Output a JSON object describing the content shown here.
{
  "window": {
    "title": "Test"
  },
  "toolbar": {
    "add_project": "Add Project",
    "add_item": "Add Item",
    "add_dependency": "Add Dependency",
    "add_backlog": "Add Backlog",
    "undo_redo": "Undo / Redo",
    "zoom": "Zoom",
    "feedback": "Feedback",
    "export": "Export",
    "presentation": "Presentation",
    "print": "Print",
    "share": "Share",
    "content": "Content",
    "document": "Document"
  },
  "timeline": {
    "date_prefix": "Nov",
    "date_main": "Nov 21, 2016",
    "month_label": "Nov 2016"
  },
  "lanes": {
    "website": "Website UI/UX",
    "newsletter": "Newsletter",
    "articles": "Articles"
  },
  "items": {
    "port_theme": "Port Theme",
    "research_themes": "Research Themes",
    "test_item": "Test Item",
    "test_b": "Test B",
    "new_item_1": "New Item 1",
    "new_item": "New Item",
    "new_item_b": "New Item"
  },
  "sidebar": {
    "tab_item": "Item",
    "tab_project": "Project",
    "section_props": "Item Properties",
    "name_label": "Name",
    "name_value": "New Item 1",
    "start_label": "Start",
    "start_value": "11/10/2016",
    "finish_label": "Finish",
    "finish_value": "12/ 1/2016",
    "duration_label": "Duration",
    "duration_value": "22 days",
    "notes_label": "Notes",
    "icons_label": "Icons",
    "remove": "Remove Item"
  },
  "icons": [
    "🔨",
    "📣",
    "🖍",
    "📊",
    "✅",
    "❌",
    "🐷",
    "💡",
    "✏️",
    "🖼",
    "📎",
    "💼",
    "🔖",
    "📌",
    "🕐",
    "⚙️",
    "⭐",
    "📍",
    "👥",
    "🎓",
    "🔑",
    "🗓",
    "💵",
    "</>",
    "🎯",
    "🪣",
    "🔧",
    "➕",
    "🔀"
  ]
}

+ + + +

**Task details**: From the data above, copy out every line with the string "Test" in it.

**Answer to this task**:
    "title": "Test"
    "test_item": "Test Item",
    "test_b": "Test B",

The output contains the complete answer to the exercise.